→ DATA EXTRACT:
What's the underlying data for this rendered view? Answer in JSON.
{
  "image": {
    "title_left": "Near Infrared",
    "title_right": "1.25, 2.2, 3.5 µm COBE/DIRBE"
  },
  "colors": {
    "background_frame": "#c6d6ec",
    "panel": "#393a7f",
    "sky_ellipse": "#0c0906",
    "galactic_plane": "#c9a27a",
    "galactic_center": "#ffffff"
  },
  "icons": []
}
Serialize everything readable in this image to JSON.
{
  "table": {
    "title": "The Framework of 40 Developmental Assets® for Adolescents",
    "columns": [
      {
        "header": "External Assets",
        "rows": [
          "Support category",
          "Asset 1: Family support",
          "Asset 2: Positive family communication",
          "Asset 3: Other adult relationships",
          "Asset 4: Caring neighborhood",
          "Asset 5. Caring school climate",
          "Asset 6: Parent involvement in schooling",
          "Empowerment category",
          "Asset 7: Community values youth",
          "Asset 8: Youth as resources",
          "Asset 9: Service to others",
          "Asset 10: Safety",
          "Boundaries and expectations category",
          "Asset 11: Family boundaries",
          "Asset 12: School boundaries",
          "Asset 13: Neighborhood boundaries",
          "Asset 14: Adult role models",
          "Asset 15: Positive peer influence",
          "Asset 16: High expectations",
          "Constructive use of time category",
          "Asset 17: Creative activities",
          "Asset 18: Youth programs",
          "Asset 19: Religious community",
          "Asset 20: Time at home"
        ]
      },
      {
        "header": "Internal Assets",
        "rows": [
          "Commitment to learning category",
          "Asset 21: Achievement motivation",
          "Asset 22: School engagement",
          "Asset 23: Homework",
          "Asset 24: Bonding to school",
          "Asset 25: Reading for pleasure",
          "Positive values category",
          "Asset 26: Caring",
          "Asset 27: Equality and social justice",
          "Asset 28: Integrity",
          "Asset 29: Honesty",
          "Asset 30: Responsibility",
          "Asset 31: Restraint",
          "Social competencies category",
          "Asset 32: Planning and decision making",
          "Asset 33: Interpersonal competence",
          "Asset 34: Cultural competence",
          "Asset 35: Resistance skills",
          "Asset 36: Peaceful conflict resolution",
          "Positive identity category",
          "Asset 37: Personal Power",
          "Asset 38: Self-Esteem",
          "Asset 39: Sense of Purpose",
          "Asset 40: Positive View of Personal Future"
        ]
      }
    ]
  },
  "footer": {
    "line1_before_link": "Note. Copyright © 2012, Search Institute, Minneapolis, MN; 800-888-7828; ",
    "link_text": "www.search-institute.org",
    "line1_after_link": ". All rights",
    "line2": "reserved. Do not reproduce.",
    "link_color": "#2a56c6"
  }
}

→ PROBLEM DETAILS:
Reproduce all the records precisely.

→ ANSWER TO THE PROBLEM:
What's the underlying data for this rendered view? Answer in JSON.
{
  "image": {
    "title_left": "Near Infrared",
    "title_right": "1.25, 2.2, 3.5 µm COBE/DIRBE"
  },
  "colors": {
    "background_frame": "#c6d6ec",
    "panel": "#393a7f",
    "sky_ellipse": "#0c0906",
    "galactic_plane": "#c9a27a",
    "galactic_center": "#ffffff"
  },
  "icons": []
}
Serialize everything readable in this image to JSON.
{
  "table": {
    "title": "The Framework of 40 Developmental Assets® for Adolescents",
    "columns": [
      {
        "header": "External Assets",
        "rows": [
          "Support category",
          "Asset 1: Family support",
          "Asset 2: Positive family communication",
          "Asset 3: Other adult relationships",
          "Asset 4: Caring neighborhood",
          "Asset 5. Caring school climate",
          "Asset 6: Parent involvement in schooling",
          "Empowerment category",
          "Asset 7: Community values youth",
          "Asset 8: Youth as resources",
          "Asset 9: Service to others",
          "Asset 10: Safety",
          "Boundaries and expectations category",
          "Asset 11: Family boundaries",
          "Asset 12: School boundaries",
          "Asset 13: Neighborhood boundaries",
          "Asset 14: Adult role models",
          "Asset 15: Positive peer influence",
          "Asset 16: High expectations",
          "Constructive use of time category",
          "Asset 17: Creative activities",
          "Asset 18: Youth programs",
          "Asset 19: Religious community",
          "Asset 20: Time at home"
        ]
      },
      {
        "header": "Internal Assets",
        "rows": [
          "Commitment to learning category",
          "Asset 21: Achievement motivation",
          "Asset 22: School engagement",
          "Asset 23: Homework",
          "Asset 24: Bonding to school",
          "Asset 25: Reading for pleasure",
          "Positive values category",
          "Asset 26: Caring",
          "Asset 27: Equality and social justice",
          "Asset 28: Integrity",
          "Asset 29: Honesty",
          "Asset 30: Responsibility",
          "Asset 31: Restraint",
          "Social competencies category",
          "Asset 32: Planning and decision making",
          "Asset 33: Interpersonal competence",
          "Asset 34: Cultural competence",
          "Asset 35: Resistance skills",
          "Asset 36: Peaceful conflict resolution",
          "Positive identity category",
          "Asset 37: Personal Power",
          "Asset 38: Self-Esteem",
          "Asset 39: Sense of Purpose",
          "Asset 40: Positive View of Personal Future"
        ]
      }
    ]
  },
  "footer": {
    "line1_before_link": "Note. Copyright © 2012, Search Institute, Minneapolis, MN; 800-888-7828; ",
    "link_text": "www.search-institute.org",
    "line1_after_link": ". All rights",
    "line2": "reserved. Do not reproduce.",
    "link_color": "#2a56c6"
  }
}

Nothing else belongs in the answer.